WHAT YOU ARE ASKED TO DO
Find the string "ylabel" in the data, then copy every line where it is found.
━━ DATA SUPPLIED
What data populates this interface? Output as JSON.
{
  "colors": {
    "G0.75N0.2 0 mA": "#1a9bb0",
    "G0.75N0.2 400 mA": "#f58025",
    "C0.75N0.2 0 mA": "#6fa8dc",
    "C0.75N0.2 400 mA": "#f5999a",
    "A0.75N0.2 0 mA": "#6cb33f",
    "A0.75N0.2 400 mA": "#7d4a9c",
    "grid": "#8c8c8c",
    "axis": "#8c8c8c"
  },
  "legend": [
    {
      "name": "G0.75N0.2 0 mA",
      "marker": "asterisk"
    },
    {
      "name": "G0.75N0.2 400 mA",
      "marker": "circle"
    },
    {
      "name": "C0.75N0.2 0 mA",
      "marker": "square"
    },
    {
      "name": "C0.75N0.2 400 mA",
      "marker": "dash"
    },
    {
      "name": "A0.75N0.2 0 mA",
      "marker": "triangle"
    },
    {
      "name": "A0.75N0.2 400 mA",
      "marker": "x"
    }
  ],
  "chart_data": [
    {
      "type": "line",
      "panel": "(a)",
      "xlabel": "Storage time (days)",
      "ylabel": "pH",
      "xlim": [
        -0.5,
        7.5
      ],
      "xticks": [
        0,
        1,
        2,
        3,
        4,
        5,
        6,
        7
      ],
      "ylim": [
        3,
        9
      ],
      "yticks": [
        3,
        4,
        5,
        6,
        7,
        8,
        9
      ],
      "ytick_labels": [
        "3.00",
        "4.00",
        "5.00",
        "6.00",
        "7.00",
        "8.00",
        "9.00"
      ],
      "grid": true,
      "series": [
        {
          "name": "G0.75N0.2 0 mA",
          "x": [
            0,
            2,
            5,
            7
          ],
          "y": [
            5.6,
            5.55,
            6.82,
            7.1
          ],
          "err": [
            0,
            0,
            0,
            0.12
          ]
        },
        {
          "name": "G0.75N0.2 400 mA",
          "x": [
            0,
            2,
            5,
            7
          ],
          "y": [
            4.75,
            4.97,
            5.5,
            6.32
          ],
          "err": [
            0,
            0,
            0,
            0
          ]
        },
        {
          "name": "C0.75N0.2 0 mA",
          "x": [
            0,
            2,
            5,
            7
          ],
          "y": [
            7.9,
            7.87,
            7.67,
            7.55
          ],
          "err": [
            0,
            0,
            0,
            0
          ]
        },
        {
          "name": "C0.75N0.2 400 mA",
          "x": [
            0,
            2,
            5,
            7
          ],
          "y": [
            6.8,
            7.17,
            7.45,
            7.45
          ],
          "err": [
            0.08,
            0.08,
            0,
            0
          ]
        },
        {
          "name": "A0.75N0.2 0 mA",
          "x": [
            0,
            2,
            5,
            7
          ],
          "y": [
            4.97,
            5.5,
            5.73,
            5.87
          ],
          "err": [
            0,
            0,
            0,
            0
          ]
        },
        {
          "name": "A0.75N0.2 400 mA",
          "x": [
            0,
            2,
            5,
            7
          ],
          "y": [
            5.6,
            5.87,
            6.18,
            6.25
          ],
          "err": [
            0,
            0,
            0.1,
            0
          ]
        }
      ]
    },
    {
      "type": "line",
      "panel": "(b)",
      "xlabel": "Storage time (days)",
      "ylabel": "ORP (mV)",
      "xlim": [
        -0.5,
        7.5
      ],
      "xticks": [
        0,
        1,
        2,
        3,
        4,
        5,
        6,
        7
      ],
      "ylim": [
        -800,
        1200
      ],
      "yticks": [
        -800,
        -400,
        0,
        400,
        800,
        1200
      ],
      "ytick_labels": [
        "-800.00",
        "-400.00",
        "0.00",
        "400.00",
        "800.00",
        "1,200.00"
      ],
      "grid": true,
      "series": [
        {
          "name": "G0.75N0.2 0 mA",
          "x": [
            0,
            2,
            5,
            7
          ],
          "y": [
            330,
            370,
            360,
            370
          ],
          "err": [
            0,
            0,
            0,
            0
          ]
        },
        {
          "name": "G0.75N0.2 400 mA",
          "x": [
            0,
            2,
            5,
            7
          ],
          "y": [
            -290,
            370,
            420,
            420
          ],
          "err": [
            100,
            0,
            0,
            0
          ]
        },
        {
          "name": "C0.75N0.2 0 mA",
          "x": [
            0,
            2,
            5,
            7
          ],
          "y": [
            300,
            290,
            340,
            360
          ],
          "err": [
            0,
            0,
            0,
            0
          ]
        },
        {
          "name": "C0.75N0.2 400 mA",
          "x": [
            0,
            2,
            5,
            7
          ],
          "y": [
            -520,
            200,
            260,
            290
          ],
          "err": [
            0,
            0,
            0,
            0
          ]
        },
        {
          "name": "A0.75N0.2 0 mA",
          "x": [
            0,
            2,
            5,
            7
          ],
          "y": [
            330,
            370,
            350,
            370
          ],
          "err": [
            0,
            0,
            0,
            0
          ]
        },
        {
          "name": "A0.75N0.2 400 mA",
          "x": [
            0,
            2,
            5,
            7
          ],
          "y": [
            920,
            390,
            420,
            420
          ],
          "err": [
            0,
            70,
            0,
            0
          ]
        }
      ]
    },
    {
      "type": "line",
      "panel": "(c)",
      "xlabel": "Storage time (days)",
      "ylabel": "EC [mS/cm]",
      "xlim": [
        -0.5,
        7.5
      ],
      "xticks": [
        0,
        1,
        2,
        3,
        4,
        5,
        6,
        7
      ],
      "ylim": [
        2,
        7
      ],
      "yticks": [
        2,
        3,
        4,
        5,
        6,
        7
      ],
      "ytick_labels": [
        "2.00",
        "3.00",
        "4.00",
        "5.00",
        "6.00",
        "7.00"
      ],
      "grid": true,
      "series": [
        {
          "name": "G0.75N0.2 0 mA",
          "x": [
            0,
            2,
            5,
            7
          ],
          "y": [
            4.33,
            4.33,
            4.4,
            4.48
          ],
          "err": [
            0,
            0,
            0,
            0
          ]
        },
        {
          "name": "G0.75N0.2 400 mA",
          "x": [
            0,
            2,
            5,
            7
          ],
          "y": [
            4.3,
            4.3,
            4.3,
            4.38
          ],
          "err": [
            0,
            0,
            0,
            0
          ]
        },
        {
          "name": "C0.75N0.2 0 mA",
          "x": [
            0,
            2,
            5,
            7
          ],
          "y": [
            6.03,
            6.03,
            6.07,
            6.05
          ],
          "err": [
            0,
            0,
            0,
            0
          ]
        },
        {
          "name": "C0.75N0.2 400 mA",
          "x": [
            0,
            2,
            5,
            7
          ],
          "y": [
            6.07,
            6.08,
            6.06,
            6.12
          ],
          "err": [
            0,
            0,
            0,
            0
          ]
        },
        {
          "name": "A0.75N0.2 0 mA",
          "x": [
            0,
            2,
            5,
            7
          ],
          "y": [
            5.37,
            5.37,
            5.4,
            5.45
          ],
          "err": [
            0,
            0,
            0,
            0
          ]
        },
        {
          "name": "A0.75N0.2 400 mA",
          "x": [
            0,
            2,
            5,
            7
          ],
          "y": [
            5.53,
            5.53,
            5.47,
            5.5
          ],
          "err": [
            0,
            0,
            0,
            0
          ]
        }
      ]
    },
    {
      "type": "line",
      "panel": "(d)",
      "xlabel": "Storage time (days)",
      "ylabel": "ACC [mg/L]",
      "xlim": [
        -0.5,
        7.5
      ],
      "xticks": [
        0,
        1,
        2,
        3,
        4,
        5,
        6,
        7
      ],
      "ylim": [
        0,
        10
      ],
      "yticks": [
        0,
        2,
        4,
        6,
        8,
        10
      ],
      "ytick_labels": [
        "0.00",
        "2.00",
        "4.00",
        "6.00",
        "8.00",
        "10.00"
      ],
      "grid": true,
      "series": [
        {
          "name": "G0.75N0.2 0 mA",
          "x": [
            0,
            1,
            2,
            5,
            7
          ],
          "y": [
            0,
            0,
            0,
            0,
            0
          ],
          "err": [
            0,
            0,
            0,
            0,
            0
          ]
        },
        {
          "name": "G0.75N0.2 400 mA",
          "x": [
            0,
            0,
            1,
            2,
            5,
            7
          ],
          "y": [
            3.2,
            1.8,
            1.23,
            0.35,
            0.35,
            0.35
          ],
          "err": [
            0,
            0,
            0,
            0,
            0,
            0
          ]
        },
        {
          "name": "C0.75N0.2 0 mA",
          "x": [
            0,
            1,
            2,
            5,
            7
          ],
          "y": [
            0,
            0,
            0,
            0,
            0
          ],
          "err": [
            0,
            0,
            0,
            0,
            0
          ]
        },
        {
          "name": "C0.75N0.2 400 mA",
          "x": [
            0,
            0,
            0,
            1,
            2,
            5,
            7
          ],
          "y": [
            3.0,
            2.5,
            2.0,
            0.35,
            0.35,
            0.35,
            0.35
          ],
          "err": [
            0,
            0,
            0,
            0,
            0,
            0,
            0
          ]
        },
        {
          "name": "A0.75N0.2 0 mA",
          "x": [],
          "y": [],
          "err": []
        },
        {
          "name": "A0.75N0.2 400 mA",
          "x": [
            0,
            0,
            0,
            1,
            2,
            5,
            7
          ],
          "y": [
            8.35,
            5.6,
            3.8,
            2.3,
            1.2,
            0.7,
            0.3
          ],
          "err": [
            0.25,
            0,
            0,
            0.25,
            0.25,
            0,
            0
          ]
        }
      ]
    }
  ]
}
━━━━
IN RESPONSE
      "ylabel": "pH",
      "ylabel": "ORP (mV)",
      "ylabel": "EC [mS/cm]",
      "ylabel": "ACC [mg/L]",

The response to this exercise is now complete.